⟨

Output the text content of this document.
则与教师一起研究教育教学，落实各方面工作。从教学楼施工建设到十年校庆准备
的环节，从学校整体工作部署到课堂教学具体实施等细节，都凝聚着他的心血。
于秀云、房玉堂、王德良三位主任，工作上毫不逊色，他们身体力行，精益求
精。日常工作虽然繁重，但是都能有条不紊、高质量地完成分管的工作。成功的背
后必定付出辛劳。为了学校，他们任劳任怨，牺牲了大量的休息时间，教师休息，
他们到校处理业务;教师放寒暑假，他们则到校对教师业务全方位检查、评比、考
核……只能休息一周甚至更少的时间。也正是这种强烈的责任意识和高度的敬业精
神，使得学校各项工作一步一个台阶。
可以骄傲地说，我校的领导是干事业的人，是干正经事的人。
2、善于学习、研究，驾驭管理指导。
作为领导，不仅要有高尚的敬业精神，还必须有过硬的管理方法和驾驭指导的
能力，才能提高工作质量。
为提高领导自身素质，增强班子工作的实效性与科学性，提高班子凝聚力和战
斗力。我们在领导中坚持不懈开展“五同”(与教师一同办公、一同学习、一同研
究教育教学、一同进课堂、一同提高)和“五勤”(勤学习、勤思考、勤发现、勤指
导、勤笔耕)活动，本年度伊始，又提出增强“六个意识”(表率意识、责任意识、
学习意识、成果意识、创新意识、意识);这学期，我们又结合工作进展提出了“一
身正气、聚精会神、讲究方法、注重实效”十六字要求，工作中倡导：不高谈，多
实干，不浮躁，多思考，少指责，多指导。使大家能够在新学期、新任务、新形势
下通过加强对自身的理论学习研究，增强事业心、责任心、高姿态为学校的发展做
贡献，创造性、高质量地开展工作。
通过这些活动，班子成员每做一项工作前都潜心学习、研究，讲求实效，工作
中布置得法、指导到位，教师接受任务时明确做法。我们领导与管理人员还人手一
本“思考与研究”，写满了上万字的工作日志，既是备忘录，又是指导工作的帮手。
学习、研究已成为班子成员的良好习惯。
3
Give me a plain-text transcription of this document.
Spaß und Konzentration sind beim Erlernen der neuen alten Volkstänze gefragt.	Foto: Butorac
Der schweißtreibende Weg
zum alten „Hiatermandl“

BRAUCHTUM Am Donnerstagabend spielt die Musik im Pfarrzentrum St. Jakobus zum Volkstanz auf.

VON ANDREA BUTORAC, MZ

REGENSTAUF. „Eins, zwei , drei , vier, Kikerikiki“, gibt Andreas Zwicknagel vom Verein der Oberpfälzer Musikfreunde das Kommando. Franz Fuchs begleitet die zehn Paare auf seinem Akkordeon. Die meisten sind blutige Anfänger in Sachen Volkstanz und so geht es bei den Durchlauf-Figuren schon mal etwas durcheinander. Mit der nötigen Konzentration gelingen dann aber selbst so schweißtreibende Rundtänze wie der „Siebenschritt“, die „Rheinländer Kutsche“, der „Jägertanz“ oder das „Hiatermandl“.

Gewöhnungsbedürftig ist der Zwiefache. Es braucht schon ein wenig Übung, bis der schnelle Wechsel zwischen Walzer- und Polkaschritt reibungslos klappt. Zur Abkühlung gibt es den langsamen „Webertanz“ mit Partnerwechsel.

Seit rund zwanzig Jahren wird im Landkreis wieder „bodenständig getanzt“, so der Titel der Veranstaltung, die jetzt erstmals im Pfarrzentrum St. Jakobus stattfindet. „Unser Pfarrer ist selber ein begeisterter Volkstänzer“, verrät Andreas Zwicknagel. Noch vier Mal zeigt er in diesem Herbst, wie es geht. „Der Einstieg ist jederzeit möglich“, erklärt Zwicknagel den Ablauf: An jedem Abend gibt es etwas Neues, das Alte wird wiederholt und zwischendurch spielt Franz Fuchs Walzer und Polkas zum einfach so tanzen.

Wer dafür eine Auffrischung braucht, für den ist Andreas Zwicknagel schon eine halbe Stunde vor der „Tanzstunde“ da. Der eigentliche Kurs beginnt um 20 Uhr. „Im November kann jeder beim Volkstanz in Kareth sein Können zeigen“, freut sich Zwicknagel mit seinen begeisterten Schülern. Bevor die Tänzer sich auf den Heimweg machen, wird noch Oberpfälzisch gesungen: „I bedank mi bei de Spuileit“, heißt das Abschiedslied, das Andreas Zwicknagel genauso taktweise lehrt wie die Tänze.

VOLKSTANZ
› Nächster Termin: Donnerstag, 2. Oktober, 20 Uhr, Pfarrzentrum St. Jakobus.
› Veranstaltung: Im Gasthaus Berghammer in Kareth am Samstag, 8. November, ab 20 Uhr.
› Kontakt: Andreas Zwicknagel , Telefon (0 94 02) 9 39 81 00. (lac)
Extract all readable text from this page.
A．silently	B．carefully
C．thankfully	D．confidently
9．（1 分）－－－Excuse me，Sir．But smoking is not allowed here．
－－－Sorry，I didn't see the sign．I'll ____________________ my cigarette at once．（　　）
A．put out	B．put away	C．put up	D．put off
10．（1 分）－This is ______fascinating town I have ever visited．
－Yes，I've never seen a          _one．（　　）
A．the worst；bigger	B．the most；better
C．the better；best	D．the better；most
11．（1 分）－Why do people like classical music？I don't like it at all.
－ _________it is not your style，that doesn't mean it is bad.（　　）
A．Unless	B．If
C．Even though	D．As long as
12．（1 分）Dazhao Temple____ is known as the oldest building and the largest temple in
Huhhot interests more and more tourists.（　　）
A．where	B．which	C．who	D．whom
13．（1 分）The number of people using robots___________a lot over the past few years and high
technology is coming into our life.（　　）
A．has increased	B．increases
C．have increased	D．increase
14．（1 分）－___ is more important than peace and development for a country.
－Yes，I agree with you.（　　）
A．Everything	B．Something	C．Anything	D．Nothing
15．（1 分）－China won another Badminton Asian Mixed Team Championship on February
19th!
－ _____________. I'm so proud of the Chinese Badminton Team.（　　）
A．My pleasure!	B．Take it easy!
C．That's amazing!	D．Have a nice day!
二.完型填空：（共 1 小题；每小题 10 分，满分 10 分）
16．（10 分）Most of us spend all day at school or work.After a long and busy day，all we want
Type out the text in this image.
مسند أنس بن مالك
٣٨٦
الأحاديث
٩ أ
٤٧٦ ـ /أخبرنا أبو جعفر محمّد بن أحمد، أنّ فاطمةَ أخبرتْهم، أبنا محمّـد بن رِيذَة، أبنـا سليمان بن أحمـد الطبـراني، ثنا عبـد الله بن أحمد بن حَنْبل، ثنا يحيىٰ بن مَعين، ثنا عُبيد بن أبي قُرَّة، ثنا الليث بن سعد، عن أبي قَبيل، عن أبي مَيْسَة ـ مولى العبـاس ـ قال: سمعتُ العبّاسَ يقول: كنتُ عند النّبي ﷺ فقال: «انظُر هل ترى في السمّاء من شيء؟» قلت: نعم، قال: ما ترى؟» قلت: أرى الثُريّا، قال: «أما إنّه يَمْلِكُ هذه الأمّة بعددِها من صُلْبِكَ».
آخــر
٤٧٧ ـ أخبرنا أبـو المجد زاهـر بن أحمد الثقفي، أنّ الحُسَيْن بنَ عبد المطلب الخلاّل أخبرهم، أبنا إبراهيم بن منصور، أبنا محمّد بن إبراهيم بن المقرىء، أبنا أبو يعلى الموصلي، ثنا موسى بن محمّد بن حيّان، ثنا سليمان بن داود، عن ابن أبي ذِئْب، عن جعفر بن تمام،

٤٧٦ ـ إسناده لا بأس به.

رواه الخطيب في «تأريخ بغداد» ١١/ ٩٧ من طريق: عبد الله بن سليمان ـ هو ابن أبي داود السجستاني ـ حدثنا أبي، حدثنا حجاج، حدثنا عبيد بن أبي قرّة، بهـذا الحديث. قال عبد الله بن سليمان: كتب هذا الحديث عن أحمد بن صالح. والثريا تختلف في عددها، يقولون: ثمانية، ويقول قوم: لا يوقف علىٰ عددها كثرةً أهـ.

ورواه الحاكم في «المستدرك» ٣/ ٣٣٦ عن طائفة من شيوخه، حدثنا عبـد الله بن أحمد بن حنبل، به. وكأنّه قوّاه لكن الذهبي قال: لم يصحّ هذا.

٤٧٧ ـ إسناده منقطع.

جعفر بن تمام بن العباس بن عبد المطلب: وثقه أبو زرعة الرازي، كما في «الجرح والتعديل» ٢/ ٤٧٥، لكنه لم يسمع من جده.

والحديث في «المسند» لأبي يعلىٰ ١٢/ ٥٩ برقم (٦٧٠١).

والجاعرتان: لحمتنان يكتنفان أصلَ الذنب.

⟩

_Exercise_. Return from the data every line that holds "يعلى".

_Reply to the exercise_.
٤٧٧ ـ أخبرنا أبـو المجد زاهـر بن أحمد الثقفي، أنّ الحُسَيْن بنَ عبد المطلب الخلاّل أخبرهم، أبنا إبراهيم بن منصور، أبنا محمّد بن إبراهيم بن المقرىء، أبنا أبو يعلى الموصلي، ثنا موسى بن محمّد بن حيّان، ثنا سليمان بن داود، عن ابن أبي ذِئْب، عن جعفر بن تمام،
والحديث في «المسند» لأبي يعلىٰ ١٢/ ٥٩ برقم (٦٧٠١).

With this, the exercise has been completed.